WHAT IS BEING ASKED:
Copy the data exactly as it appears, and do not include any pictures.

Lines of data
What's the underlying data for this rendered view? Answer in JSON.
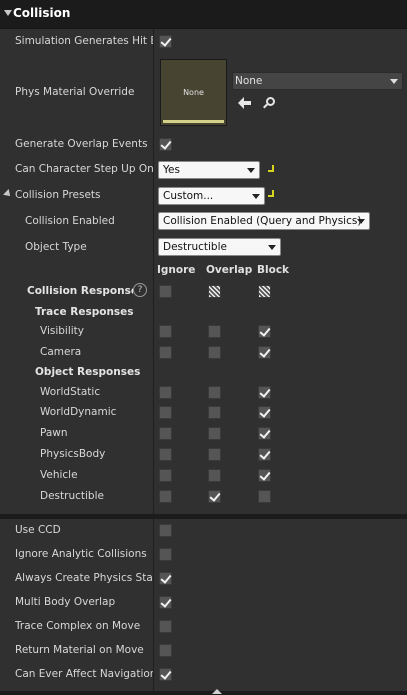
{
  "header": {
    "title": "Collision"
  },
  "rows": {
    "sim_hit": {
      "label": "Simulation Generates Hit Events",
      "checked": true
    },
    "phys_material": {
      "label": "Phys Material Override",
      "thumb_text": "None",
      "combo_value": "None"
    },
    "overlap_events": {
      "label": "Generate Overlap Events",
      "checked": true
    },
    "step_up": {
      "label": "Can Character Step Up On",
      "value": "Yes"
    },
    "presets": {
      "label": "Collision Presets",
      "value": "Custom..."
    },
    "collision_enabled": {
      "label": "Collision Enabled",
      "value": "Collision Enabled (Query and Physics)"
    },
    "object_type": {
      "label": "Object Type",
      "value": "Destructible"
    }
  },
  "responses": {
    "columns": [
      "Ignore",
      "Overlap",
      "Block"
    ],
    "header_label": "Collision Responses",
    "help_glyph": "?",
    "trace_header": "Trace Responses",
    "object_header": "Object Responses",
    "trace": [
      {
        "name": "Visibility",
        "state": "Block"
      },
      {
        "name": "Camera",
        "state": "Block"
      }
    ],
    "object": [
      {
        "name": "WorldStatic",
        "state": "Block"
      },
      {
        "name": "WorldDynamic",
        "state": "Block"
      },
      {
        "name": "Pawn",
        "state": "Block"
      },
      {
        "name": "PhysicsBody",
        "state": "Block"
      },
      {
        "name": "Vehicle",
        "state": "Block"
      },
      {
        "name": "Destructible",
        "state": "Overlap"
      }
    ]
  },
  "advanced": [
    {
      "label": "Use CCD",
      "checked": false
    },
    {
      "label": "Ignore Analytic Collisions",
      "checked": false
    },
    {
      "label": "Always Create Physics State",
      "checked": true
    },
    {
      "label": "Multi Body Overlap",
      "checked": true
    },
    {
      "label": "Trace Complex on Move",
      "checked": false
    },
    {
      "label": "Return Material on Move",
      "checked": false
    },
    {
      "label": "Can Ever Affect Navigation",
      "checked": true
    }
  ],
  "icons": {
    "header_toggle": "chevron-down-icon",
    "reset": "reset-to-default-icon",
    "back": "arrow-left-icon",
    "browse": "search-icon",
    "help": "help-icon"
  },
  "colors": {
    "panel_bg": "#303030",
    "header_bg": "#1b1b1b",
    "reset_accent": "#d6d41e"
  }
}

OUTPUT FOR THIS TASK:
What's the underlying data for this rendered view? Answer in JSON.
{
  "header": {
    "title": "Collision"
  },
  "rows": {
    "sim_hit": {
      "label": "Simulation Generates Hit Events",
      "checked": true
    },
    "phys_material": {
      "label": "Phys Material Override",
      "thumb_text": "None",
      "combo_value": "None"
    },
    "overlap_events": {
      "label": "Generate Overlap Events",
      "checked": true
    },
    "step_up": {
      "label": "Can Character Step Up On",
      "value": "Yes"
    },
    "presets": {
      "label": "Collision Presets",
      "value": "Custom..."
    },
    "collision_enabled": {
      "label": "Collision Enabled",
      "value": "Collision Enabled (Query and Physics)"
    },
    "object_type": {
      "label": "Object Type",
      "value": "Destructible"
    }
  },
  "responses": {
    "columns": [
      "Ignore",
      "Overlap",
      "Block"
    ],
    "header_label": "Collision Responses",
    "help_glyph": "?",
    "trace_header": "Trace Responses",
    "object_header": "Object Responses",
    "trace": [
      {
        "name": "Visibility",
        "state": "Block"
      },
      {
        "name": "Camera",
        "state": "Block"
      }
    ],
    "object": [
      {
        "name": "WorldStatic",
        "state": "Block"
      },
      {
        "name": "WorldDynamic",
        "state": "Block"
      },
      {
        "name": "Pawn",
        "state": "Block"
      },
      {
        "name": "PhysicsBody",
        "state": "Block"
      },
      {
        "name": "Vehicle",
        "state": "Block"
      },
      {
        "name": "Destructible",
        "state": "Overlap"
      }
    ]
  },
  "advanced": [
    {
      "label": "Use CCD",
      "checked": false
    },
    {
      "label": "Ignore Analytic Collisions",
      "checked": false
    },
    {
      "label": "Always Create Physics State",
      "checked": true
    },
    {
      "label": "Multi Body Overlap",
      "checked": true
    },
    {
      "label": "Trace Complex on Move",
      "checked": false
    },
    {
      "label": "Return Material on Move",
      "checked": false
    },
    {
      "label": "Can Ever Affect Navigation",
      "checked": true
    }
  ],
  "icons": {
    "header_toggle": "chevron-down-icon",
    "reset": "reset-to-default-icon",
    "back": "arrow-left-icon",
    "browse": "search-icon",
    "help": "help-icon"
  },
  "colors": {
    "panel_bg": "#303030",
    "header_bg": "#1b1b1b",
    "reset_accent": "#d6d41e"
  }
}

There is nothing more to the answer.